__Provided information__
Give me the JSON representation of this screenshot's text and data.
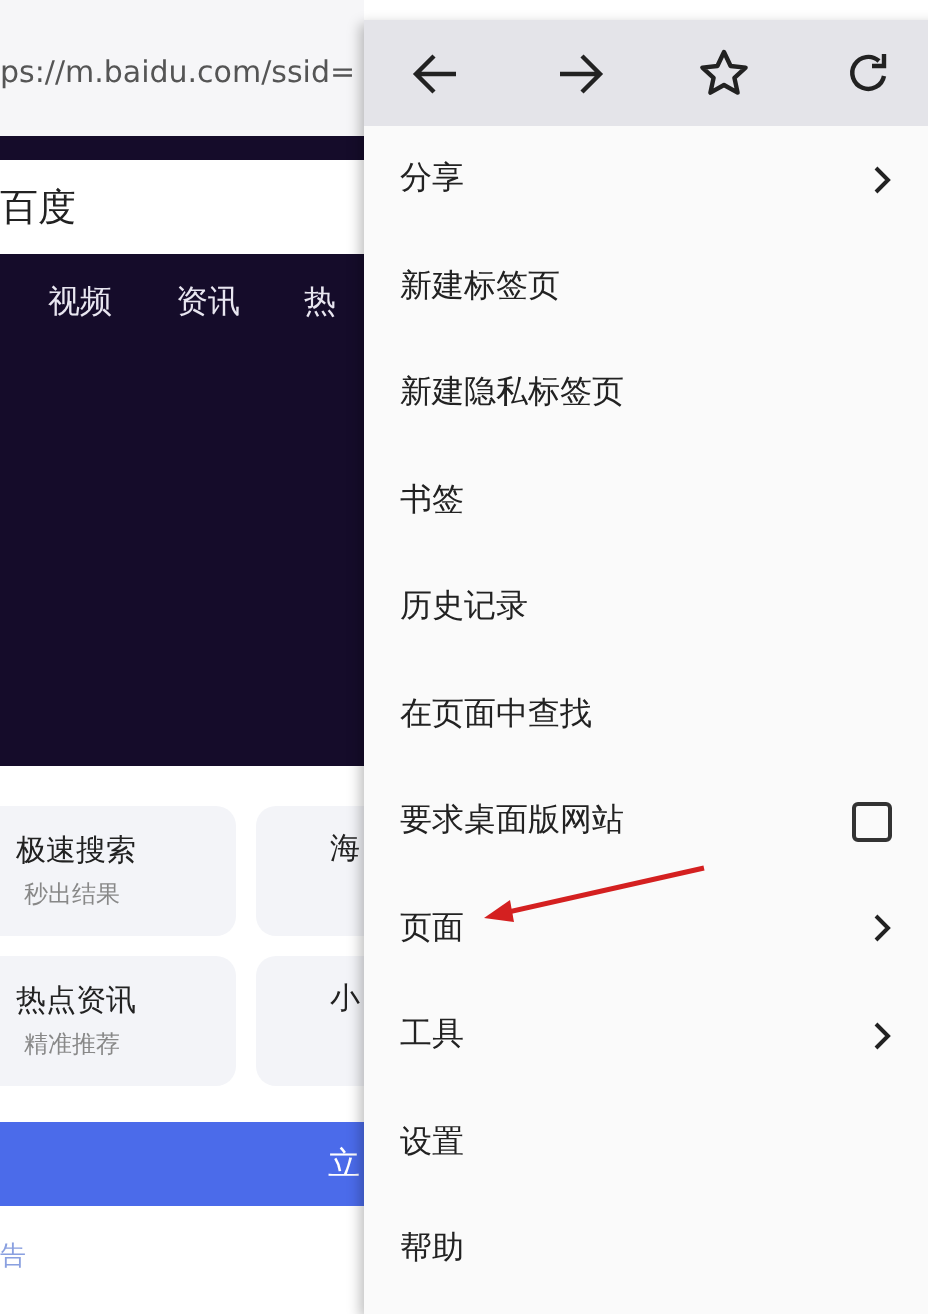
{
  "address_bar": {
    "url": "ps://m.baidu.com/ssid="
  },
  "page": {
    "search_box": {
      "value": "百度"
    },
    "nav_tabs": [
      "视频",
      "资讯",
      "热"
    ],
    "cards": [
      {
        "title": "极速搜索",
        "subtitle": "秒出结果"
      },
      {
        "title": "海"
      },
      {
        "title": "热点资讯",
        "subtitle": "精准推荐"
      },
      {
        "title": "小"
      }
    ],
    "cta_button": "立",
    "ad_label": "告"
  },
  "menu": {
    "toolbar": [
      {
        "kind": "back"
      },
      {
        "kind": "forward"
      },
      {
        "kind": "star"
      },
      {
        "kind": "reload"
      }
    ],
    "items": [
      {
        "label": "分享",
        "kind": "submenu"
      },
      {
        "label": "新建标签页",
        "kind": "plain"
      },
      {
        "label": "新建隐私标签页",
        "kind": "plain"
      },
      {
        "label": "书签",
        "kind": "plain"
      },
      {
        "label": "历史记录",
        "kind": "plain"
      },
      {
        "label": "在页面中查找",
        "kind": "plain"
      },
      {
        "label": "要求桌面版网站",
        "kind": "checkbox",
        "checked": false
      },
      {
        "label": "页面",
        "kind": "submenu"
      },
      {
        "label": "工具",
        "kind": "submenu"
      },
      {
        "label": "设置",
        "kind": "plain"
      },
      {
        "label": "帮助",
        "kind": "plain"
      }
    ]
  },
  "annotation": {
    "kind": "arrow"
  }
}
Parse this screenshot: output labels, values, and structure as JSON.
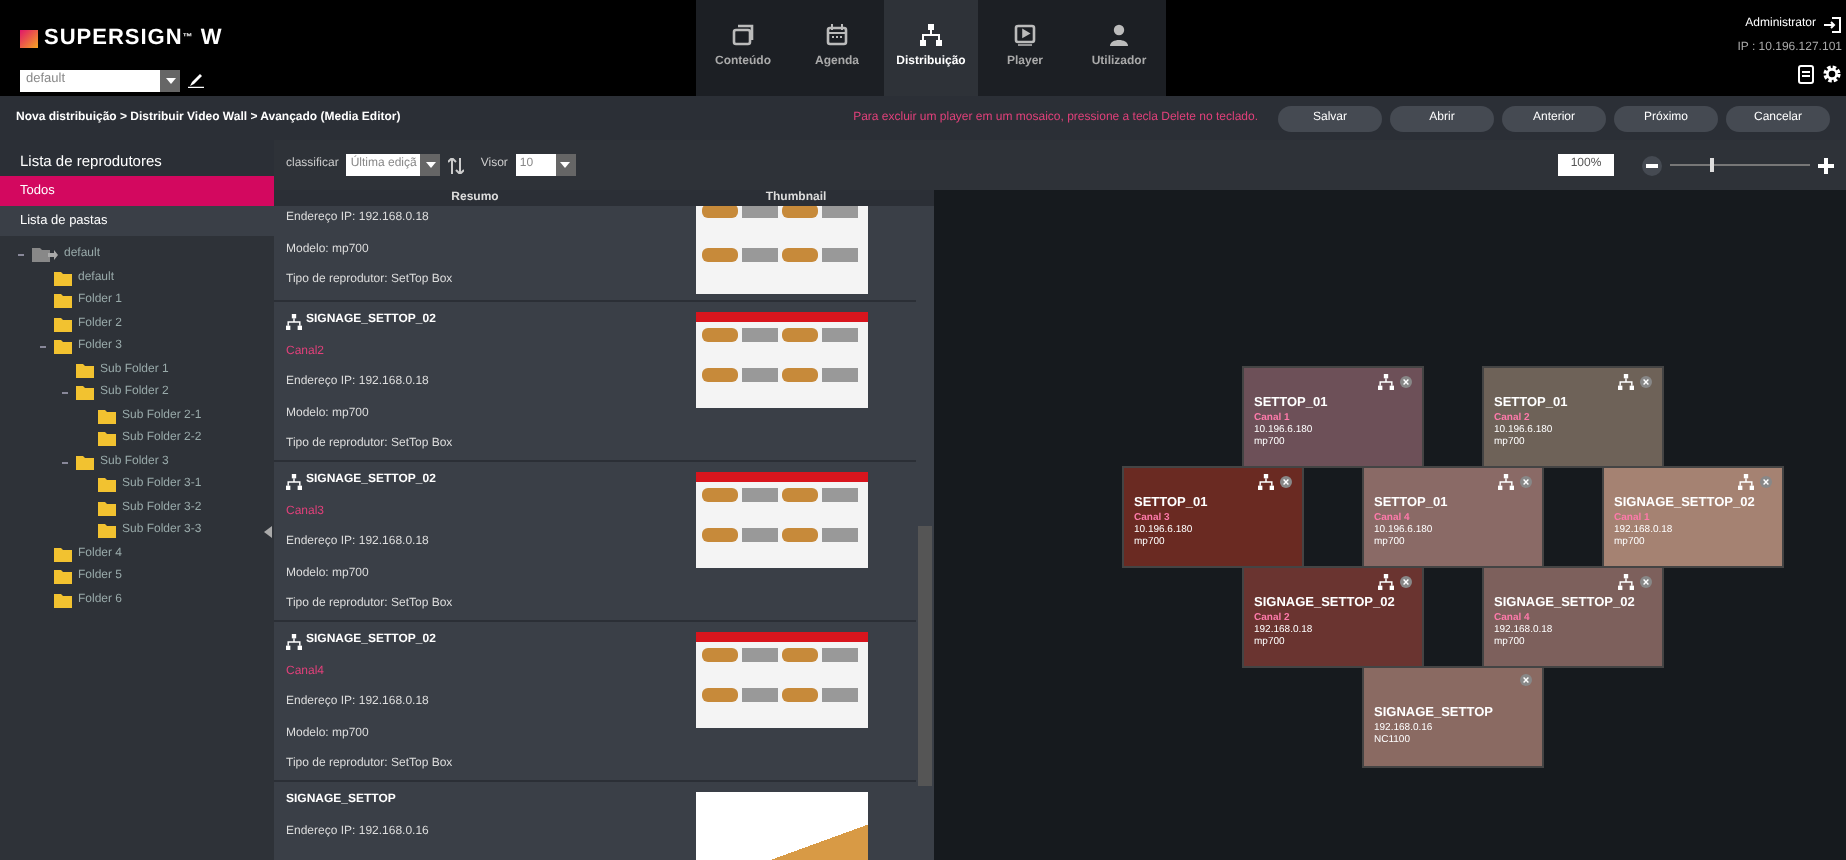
{
  "header": {
    "logo": "SUPERSIGN$^{™}$ W",
    "group_select": {
      "value": "default"
    },
    "tabs": [
      {
        "label": "Conteúdo",
        "kind": "content",
        "selected": false
      },
      {
        "label": "Agenda",
        "kind": "schedule",
        "selected": false
      },
      {
        "label": "Distribuição",
        "kind": "distribution",
        "selected": true
      },
      {
        "label": "Player",
        "kind": "player",
        "selected": false
      },
      {
        "label": "Utilizador",
        "kind": "user",
        "selected": false
      }
    ],
    "user": "Administrator",
    "ip": "IP : 10.196.127.101"
  },
  "breadcrumb": "Nova distribuição > Distribuir Video Wall > Avançado (Media Editor)",
  "hint": "Para excluir um player em um mosaico, pressione a tecla Delete no teclado.",
  "buttons": [
    "Salvar",
    "Abrir",
    "Anterior",
    "Próximo",
    "Cancelar"
  ],
  "sidebar": {
    "title": "Lista de reprodutores",
    "items": [
      {
        "label": "Todos",
        "selected": true
      },
      {
        "label": "Lista de pastas",
        "selected": false
      }
    ],
    "tree": [
      {
        "label": "default",
        "kind": "root",
        "expanded": true,
        "children": [
          {
            "label": "default"
          },
          {
            "label": "Folder 1"
          },
          {
            "label": "Folder 2"
          },
          {
            "label": "Folder 3",
            "expanded": true,
            "children": [
              {
                "label": "Sub Folder 1"
              },
              {
                "label": "Sub Folder 2",
                "expanded": true,
                "children": [
                  {
                    "label": "Sub Folder 2-1"
                  },
                  {
                    "label": "Sub Folder 2-2"
                  }
                ]
              },
              {
                "label": "Sub Folder 3",
                "expanded": true,
                "children": [
                  {
                    "label": "Sub Folder 3-1"
                  },
                  {
                    "label": "Sub Folder 3-2"
                  },
                  {
                    "label": "Sub Folder 3-3"
                  }
                ]
              }
            ]
          },
          {
            "label": "Folder 4"
          },
          {
            "label": "Folder 5"
          },
          {
            "label": "Folder 6"
          }
        ]
      }
    ]
  },
  "list_toolbar": {
    "sort_label": "classificar",
    "sort_value": "Última ediçã",
    "view_label": "Visor",
    "view_value": "10"
  },
  "list": {
    "columns": [
      "Resumo",
      "Thumbnail"
    ],
    "rows": [
      {
        "kind": "partial",
        "ip": "Endereço IP: 192.168.0.18",
        "model": "Modelo: mp700",
        "type": "Tipo de reprodutor: SetTop Box"
      },
      {
        "kind": "channel",
        "name": "SIGNAGE_SETTOP_02",
        "channel": "Canal2",
        "ip": "Endereço IP: 192.168.0.18",
        "model": "Modelo: mp700",
        "type": "Tipo de reprodutor: SetTop Box"
      },
      {
        "kind": "channel",
        "name": "SIGNAGE_SETTOP_02",
        "channel": "Canal3",
        "ip": "Endereço IP: 192.168.0.18",
        "model": "Modelo: mp700",
        "type": "Tipo de reprodutor: SetTop Box"
      },
      {
        "kind": "channel",
        "name": "SIGNAGE_SETTOP_02",
        "channel": "Canal4",
        "ip": "Endereço IP: 192.168.0.18",
        "model": "Modelo: mp700",
        "type": "Tipo de reprodutor: SetTop Box"
      },
      {
        "kind": "single",
        "name": "SIGNAGE_SETTOP",
        "ip": "Endereço IP: 192.168.0.16"
      }
    ]
  },
  "zoom": {
    "value": "100%",
    "level": 0.29
  },
  "mosaic": [
    {
      "kind": "channel",
      "name": "SETTOP_01",
      "channel": "Canal 1",
      "ip": "10.196.6.180",
      "model": "mp700"
    },
    {
      "kind": "channel",
      "name": "SETTOP_01",
      "channel": "Canal 2",
      "ip": "10.196.6.180",
      "model": "mp700"
    },
    {
      "kind": "channel",
      "name": "SETTOP_01",
      "channel": "Canal 3",
      "ip": "10.196.6.180",
      "model": "mp700"
    },
    {
      "kind": "channel",
      "name": "SETTOP_01",
      "channel": "Canal 4",
      "ip": "10.196.6.180",
      "model": "mp700"
    },
    {
      "kind": "channel",
      "name": "SIGNAGE_SETTOP_02",
      "channel": "Canal 1",
      "ip": "192.168.0.18",
      "model": "mp700"
    },
    {
      "kind": "channel",
      "name": "SIGNAGE_SETTOP_02",
      "channel": "Canal 2",
      "ip": "192.168.0.18",
      "model": "mp700"
    },
    {
      "kind": "channel",
      "name": "SIGNAGE_SETTOP_02",
      "channel": "Canal 4",
      "ip": "192.168.0.18",
      "model": "mp700"
    },
    {
      "kind": "single",
      "name": "SIGNAGE_SETTOP",
      "ip": "192.168.0.16",
      "model": "NC1100"
    }
  ]
}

__Task statement__
Repeat each entry precisely as it appears. Leave the pictures out.

__Solved problem__
Give me the JSON representation of this screenshot's text and data.
{
  "address_bar": {
    "url": "ps://m.baidu.com/ssid="
  },
  "page": {
    "search_box": {
      "value": "百度"
    },
    "nav_tabs": [
      "视频",
      "资讯",
      "热"
    ],
    "cards": [
      {
        "title": "极速搜索",
        "subtitle": "秒出结果"
      },
      {
        "title": "海"
      },
      {
        "title": "热点资讯",
        "subtitle": "精准推荐"
      },
      {
        "title": "小"
      }
    ],
    "cta_button": "立",
    "ad_label": "告"
  },
  "menu": {
    "toolbar": [
      {
        "kind": "back"
      },
      {
        "kind": "forward"
      },
      {
        "kind": "star"
      },
      {
        "kind": "reload"
      }
    ],
    "items": [
      {
        "label": "分享",
        "kind": "submenu"
      },
      {
        "label": "新建标签页",
        "kind": "plain"
      },
      {
        "label": "新建隐私标签页",
        "kind": "plain"
      },
      {
        "label": "书签",
        "kind": "plain"
      },
      {
        "label": "历史记录",
        "kind": "plain"
      },
      {
        "label": "在页面中查找",
        "kind": "plain"
      },
      {
        "label": "要求桌面版网站",
        "kind": "checkbox",
        "checked": false
      },
      {
        "label": "页面",
        "kind": "submenu"
      },
      {
        "label": "工具",
        "kind": "submenu"
      },
      {
        "label": "设置",
        "kind": "plain"
      },
      {
        "label": "帮助",
        "kind": "plain"
      }
    ]
  },
  "annotation": {
    "kind": "arrow"
  }
}
Parse this screenshot: output labels, values, and structure as JSON.
{
  "header": {
    "logo": "SUPERSIGN$^{™}$ W",
    "group_select": {
      "value": "default"
    },
    "tabs": [
      {
        "label": "Conteúdo",
        "kind": "content",
        "selected": false
      },
      {
        "label": "Agenda",
        "kind": "schedule",
        "selected": false
      },
      {
        "label": "Distribuição",
        "kind": "distribution",
        "selected": true
      },
      {
        "label": "Player",
        "kind": "player",
        "selected": false
      },
      {
        "label": "Utilizador",
        "kind": "user",
        "selected": false
      }
    ],
    "user": "Administrator",
    "ip": "IP : 10.196.127.101"
  },
  "breadcrumb": "Nova distribuição > Distribuir Video Wall > Avançado (Media Editor)",
  "hint": "Para excluir um player em um mosaico, pressione a tecla Delete no teclado.",
  "buttons": [
    "Salvar",
    "Abrir",
    "Anterior",
    "Próximo",
    "Cancelar"
  ],
  "sidebar": {
    "title": "Lista de reprodutores",
    "items": [
      {
        "label": "Todos",
        "selected": true
      },
      {
        "label": "Lista de pastas",
        "selected": false
      }
    ],
    "tree": [
      {
        "label": "default",
        "kind": "root",
        "expanded": true,
        "children": [
          {
            "label": "default"
          },
          {
            "label": "Folder 1"
          },
          {
            "label": "Folder 2"
          },
          {
            "label": "Folder 3",
            "expanded": true,
            "children": [
              {
                "label": "Sub Folder 1"
              },
              {
                "label": "Sub Folder 2",
                "expanded": true,
                "children": [
                  {
                    "label": "Sub Folder 2-1"
                  },
                  {
                    "label": "Sub Folder 2-2"
                  }
                ]
              },
              {
                "label": "Sub Folder 3",
                "expanded": true,
                "children": [
                  {
                    "label": "Sub Folder 3-1"
                  },
                  {
                    "label": "Sub Folder 3-2"
                  },
                  {
                    "label": "Sub Folder 3-3"
                  }
                ]
              }
            ]
          },
          {
            "label": "Folder 4"
          },
          {
            "label": "Folder 5"
          },
          {
            "label": "Folder 6"
          }
        ]
      }
    ]
  },
  "list_toolbar": {
    "sort_label": "classificar",
    "sort_value": "Última ediçã",
    "view_label": "Visor",
    "view_value": "10"
  },
  "list": {
    "columns": [
      "Resumo",
      "Thumbnail"
    ],
    "rows": [
      {
        "kind": "partial",
        "ip": "Endereço IP: 192.168.0.18",
        "model": "Modelo: mp700",
        "type": "Tipo de reprodutor: SetTop Box"
      },
      {
        "kind": "channel",
        "name": "SIGNAGE_SETTOP_02",
        "channel": "Canal2",
        "ip": "Endereço IP: 192.168.0.18",
        "model": "Modelo: mp700",
        "type": "Tipo de reprodutor: SetTop Box"
      },
      {
        "kind": "channel",
        "name": "SIGNAGE_SETTOP_02",
        "channel": "Canal3",
        "ip": "Endereço IP: 192.168.0.18",
        "model": "Modelo: mp700",
        "type": "Tipo de reprodutor: SetTop Box"
      },
      {
        "kind": "channel",
        "name": "SIGNAGE_SETTOP_02",
        "channel": "Canal4",
        "ip": "Endereço IP: 192.168.0.18",
        "model": "Modelo: mp700",
        "type": "Tipo de reprodutor: SetTop Box"
      },
      {
        "kind": "single",
        "name": "SIGNAGE_SETTOP",
        "ip": "Endereço IP: 192.168.0.16"
      }
    ]
  },
  "zoom": {
    "value": "100%",
    "level": 0.29
  },
  "mosaic": [
    {
      "kind": "channel",
      "name": "SETTOP_01",
      "channel": "Canal 1",
      "ip": "10.196.6.180",
      "model": "mp700"
    },
    {
      "kind": "channel",
      "name": "SETTOP_01",
      "channel": "Canal 2",
      "ip": "10.196.6.180",
      "model": "mp700"
    },
    {
      "kind": "channel",
      "name": "SETTOP_01",
      "channel": "Canal 3",
      "ip": "10.196.6.180",
      "model": "mp700"
    },
    {
      "kind": "channel",
      "name": "SETTOP_01",
      "channel": "Canal 4",
      "ip": "10.196.6.180",
      "model": "mp700"
    },
    {
      "kind": "channel",
      "name": "SIGNAGE_SETTOP_02",
      "channel": "Canal 1",
      "ip": "192.168.0.18",
      "model": "mp700"
    },
    {
      "kind": "channel",
      "name": "SIGNAGE_SETTOP_02",
      "channel": "Canal 2",
      "ip": "192.168.0.18",
      "model": "mp700"
    },
    {
      "kind": "channel",
      "name": "SIGNAGE_SETTOP_02",
      "channel": "Canal 4",
      "ip": "192.168.0.18",
      "model": "mp700"
    },
    {
      "kind": "single",
      "name": "SIGNAGE_SETTOP",
      "ip": "192.168.0.16",
      "model": "NC1100"
    }
  ]
}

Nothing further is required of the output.